* [Exercise]:
Could you arrange the lines from the very first one through the line holding "ch2-spectrogram-panel: 0 2", both included, as a JSON list of strings with one string per line and blank lines skipped?

● ● ●

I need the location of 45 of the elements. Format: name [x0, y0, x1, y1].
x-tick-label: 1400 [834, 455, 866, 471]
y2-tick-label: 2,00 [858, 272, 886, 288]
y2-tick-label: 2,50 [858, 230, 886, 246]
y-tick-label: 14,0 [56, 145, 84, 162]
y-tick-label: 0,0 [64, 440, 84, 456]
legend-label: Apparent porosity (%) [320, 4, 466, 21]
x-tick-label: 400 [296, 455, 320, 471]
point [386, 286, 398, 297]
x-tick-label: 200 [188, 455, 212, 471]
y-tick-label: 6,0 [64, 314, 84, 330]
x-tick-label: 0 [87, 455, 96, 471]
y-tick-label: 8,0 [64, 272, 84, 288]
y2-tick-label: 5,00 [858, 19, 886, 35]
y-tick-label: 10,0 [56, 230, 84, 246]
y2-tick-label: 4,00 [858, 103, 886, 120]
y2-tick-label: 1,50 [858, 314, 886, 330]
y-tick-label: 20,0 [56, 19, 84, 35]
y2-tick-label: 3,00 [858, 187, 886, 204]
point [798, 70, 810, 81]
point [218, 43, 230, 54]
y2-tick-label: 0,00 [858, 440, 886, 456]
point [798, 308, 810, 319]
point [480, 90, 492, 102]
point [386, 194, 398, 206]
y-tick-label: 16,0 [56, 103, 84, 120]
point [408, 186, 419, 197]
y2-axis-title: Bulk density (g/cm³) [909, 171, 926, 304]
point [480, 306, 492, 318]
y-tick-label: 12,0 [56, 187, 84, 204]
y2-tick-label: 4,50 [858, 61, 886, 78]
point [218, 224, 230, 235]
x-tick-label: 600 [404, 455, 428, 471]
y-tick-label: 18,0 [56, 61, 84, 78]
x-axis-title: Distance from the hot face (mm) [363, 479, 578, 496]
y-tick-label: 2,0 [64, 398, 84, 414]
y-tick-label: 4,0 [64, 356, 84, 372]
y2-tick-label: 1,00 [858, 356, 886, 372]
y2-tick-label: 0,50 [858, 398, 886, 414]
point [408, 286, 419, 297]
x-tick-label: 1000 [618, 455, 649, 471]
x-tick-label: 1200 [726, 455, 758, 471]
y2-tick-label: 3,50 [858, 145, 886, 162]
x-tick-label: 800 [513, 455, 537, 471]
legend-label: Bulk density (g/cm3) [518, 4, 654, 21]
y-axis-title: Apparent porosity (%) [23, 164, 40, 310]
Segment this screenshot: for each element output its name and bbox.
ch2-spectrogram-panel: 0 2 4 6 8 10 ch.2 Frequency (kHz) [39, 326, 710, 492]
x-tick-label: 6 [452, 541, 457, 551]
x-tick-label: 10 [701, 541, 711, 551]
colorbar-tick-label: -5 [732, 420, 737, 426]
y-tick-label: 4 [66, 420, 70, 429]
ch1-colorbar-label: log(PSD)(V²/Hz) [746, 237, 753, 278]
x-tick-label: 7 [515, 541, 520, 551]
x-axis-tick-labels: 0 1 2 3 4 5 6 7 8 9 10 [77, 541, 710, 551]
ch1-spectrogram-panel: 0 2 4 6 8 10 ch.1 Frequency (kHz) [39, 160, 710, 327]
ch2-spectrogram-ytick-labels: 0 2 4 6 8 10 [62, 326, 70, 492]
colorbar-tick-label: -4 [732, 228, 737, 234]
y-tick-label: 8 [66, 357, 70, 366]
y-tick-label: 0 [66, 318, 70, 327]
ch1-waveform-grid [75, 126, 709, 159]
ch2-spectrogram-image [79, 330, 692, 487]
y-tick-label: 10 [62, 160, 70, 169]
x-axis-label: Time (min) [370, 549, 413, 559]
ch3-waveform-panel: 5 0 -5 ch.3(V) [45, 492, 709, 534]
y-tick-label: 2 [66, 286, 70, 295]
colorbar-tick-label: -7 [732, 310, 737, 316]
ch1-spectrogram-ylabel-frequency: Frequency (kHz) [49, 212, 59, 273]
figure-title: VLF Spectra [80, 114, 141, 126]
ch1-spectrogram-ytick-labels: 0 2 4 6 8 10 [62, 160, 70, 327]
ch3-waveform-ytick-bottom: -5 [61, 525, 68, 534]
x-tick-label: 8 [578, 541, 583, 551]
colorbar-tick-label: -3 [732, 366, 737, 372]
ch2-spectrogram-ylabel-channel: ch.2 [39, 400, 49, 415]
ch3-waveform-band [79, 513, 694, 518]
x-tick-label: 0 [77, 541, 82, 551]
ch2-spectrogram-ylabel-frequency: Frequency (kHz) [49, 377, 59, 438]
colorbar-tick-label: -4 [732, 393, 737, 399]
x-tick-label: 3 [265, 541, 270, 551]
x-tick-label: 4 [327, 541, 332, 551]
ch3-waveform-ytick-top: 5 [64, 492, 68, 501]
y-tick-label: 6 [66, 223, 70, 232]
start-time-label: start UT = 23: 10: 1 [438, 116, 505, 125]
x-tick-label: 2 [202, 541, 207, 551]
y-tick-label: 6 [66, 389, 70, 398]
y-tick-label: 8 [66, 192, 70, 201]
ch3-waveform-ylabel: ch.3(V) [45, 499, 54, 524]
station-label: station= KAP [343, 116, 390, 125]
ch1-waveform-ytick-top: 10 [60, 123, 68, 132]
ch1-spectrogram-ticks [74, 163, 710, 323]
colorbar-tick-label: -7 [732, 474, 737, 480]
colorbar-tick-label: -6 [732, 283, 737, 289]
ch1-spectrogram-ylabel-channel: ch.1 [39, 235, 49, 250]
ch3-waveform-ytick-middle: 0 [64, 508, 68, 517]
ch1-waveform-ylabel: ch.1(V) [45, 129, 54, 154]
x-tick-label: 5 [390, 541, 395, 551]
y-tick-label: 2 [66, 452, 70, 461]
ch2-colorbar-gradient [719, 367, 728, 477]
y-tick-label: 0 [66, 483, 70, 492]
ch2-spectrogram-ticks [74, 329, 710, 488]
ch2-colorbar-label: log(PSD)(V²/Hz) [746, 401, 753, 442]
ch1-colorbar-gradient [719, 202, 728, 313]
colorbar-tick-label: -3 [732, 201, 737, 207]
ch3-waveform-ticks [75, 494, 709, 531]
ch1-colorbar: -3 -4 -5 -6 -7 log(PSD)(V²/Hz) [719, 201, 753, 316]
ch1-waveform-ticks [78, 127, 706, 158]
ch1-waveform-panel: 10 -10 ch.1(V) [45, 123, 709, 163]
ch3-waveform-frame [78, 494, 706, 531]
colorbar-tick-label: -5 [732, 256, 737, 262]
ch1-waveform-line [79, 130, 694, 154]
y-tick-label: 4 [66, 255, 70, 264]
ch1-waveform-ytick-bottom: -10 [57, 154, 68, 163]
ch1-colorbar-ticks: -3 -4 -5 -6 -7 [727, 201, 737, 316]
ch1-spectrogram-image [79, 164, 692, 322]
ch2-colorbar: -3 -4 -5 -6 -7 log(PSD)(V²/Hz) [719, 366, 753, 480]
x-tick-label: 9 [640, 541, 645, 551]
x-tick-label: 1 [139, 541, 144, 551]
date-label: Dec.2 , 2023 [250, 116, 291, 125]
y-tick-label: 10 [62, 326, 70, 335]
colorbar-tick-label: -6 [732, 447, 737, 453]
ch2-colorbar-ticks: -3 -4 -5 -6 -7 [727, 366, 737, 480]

● ● ●

* [Solution to the exercise]:
[
  "I need the location of 45 of the elements. Format: name [x0, y0, x1, y1].",
  "x-tick-label: 1400 [834, 455, 866, 471]",
  "y2-tick-label: 2,00 [858, 272, 886, 288]",
  "y2-tick-label: 2,50 [858, 230, 886, 246]",
  "y-tick-label: 14,0 [56, 145, 84, 162]",
  "y-tick-label: 0,0 [64, 440, 84, 456]",
  "legend-label: Apparent porosity (%) [320, 4, 466, 21]",
  "x-tick-label: 400 [296, 455, 320, 471]",
  "point [386, 286, 398, 297]",
  "x-tick-label: 200 [188, 455, 212, 471]",
  "y-tick-label: 6,0 [64, 314, 84, 330]",
  "x-tick-label: 0 [87, 455, 96, 471]",
  "y-tick-label: 8,0 [64, 272, 84, 288]",
  "y2-tick-label: 5,00 [858, 19, 886, 35]",
  "y-tick-label: 10,0 [56, 230, 84, 246]",
  "y2-tick-label: 4,00 [858, 103, 886, 120]",
  "y2-tick-label: 1,50 [858, 314, 886, 330]",
  "y-tick-label: 20,0 [56, 19, 84, 35]",
  "y2-tick-label: 3,00 [858, 187, 886, 204]",
  "point [798, 70, 810, 81]",
  "point [218, 43, 230, 54]",
  "y2-tick-label: 0,00 [858, 440, 886, 456]",
  "point [798, 308, 810, 319]",
  "point [480, 90, 492, 102]",
  "point [386, 194, 398, 206]",
  "y-tick-label: 16,0 [56, 103, 84, 120]",
  "point [408, 186, 419, 197]",
  "y2-axis-title: Bulk density (g/cm³) [909, 171, 926, 304]",
  "point [480, 306, 492, 318]",
  "y-tick-label: 12,0 [56, 187, 84, 204]",
  "y2-tick-label: 4,50 [858, 61, 886, 78]",
  "point [218, 224, 230, 235]",
  "x-tick-label: 600 [404, 455, 428, 471]",
  "y-tick-label: 18,0 [56, 61, 84, 78]",
  "x-axis-title: Distance from the hot face (mm) [363, 479, 578, 496]",
  "y-tick-label: 2,0 [64, 398, 84, 414]",
  "y-tick-label: 4,0 [64, 356, 84, 372]",
  "y2-tick-label: 1,00 [858, 356, 886, 372]",
  "y2-tick-label: 0,50 [858, 398, 886, 414]",
  "point [408, 286, 419, 297]",
  "x-tick-label: 1000 [618, 455, 649, 471]",
  "x-tick-label: 1200 [726, 455, 758, 471]",
  "y2-tick-label: 3,50 [858, 145, 886, 162]",
  "x-tick-label: 800 [513, 455, 537, 471]",
  "legend-label: Bulk density (g/cm3) [518, 4, 654, 21]",
  "y-axis-title: Apparent porosity (%) [23, 164, 40, 310]",
  "Segment this screenshot: for each element output its name and bbox.",
  "ch2-spectrogram-panel: 0 2 4 6 8 10 ch.2 Frequency (kHz) [39, 326, 710, 492]"
]